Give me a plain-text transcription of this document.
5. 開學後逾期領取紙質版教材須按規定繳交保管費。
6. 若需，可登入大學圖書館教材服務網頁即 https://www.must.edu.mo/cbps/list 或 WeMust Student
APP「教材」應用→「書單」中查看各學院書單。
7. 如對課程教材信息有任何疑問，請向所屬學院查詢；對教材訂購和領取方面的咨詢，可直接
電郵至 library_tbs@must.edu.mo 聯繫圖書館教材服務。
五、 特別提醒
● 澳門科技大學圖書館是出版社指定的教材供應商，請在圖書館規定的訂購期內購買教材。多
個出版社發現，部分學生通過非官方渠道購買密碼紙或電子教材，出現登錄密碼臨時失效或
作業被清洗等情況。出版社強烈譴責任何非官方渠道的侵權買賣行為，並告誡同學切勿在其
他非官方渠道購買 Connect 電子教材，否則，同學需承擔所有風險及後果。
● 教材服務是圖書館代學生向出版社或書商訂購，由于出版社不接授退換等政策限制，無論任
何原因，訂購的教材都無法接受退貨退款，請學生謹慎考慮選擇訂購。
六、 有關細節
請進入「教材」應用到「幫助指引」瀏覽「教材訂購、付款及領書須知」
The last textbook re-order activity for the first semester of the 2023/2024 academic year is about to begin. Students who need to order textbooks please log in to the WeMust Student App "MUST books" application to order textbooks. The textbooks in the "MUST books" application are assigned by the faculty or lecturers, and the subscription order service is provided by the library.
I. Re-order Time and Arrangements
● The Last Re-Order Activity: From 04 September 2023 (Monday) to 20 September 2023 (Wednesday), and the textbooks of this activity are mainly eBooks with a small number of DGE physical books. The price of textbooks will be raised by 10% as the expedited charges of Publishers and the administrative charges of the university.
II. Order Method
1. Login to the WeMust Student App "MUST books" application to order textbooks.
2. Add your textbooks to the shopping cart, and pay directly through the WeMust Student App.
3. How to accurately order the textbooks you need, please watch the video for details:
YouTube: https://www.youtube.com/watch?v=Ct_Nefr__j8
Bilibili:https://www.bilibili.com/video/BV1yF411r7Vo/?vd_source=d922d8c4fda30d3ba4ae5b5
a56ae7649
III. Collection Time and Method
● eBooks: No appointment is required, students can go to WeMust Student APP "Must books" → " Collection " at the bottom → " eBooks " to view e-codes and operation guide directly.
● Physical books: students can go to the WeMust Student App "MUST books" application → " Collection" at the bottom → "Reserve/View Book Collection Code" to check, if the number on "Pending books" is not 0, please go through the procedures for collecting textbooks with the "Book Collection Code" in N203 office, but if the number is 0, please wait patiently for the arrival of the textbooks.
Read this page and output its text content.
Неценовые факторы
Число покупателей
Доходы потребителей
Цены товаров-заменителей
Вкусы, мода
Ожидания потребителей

....

_Task objective_
Search the records above for the string "bottom". Copy every line that contains it.

_Full solution_
● eBooks: No appointment is required, students can go to WeMust Student APP "Must books" → " Collection " at the bottom → " eBooks " to view e-codes and operation guide directly.
● Physical books: students can go to the WeMust Student App "MUST books" application → " Collection" at the bottom → "Reserve/View Book Collection Code" to check, if the number on "Pending books" is not 0, please go through the procedures for collecting textbooks with the "Book Collection Code" in N203 office, but if the number is 0, please wait patiently for the arrival of the textbooks.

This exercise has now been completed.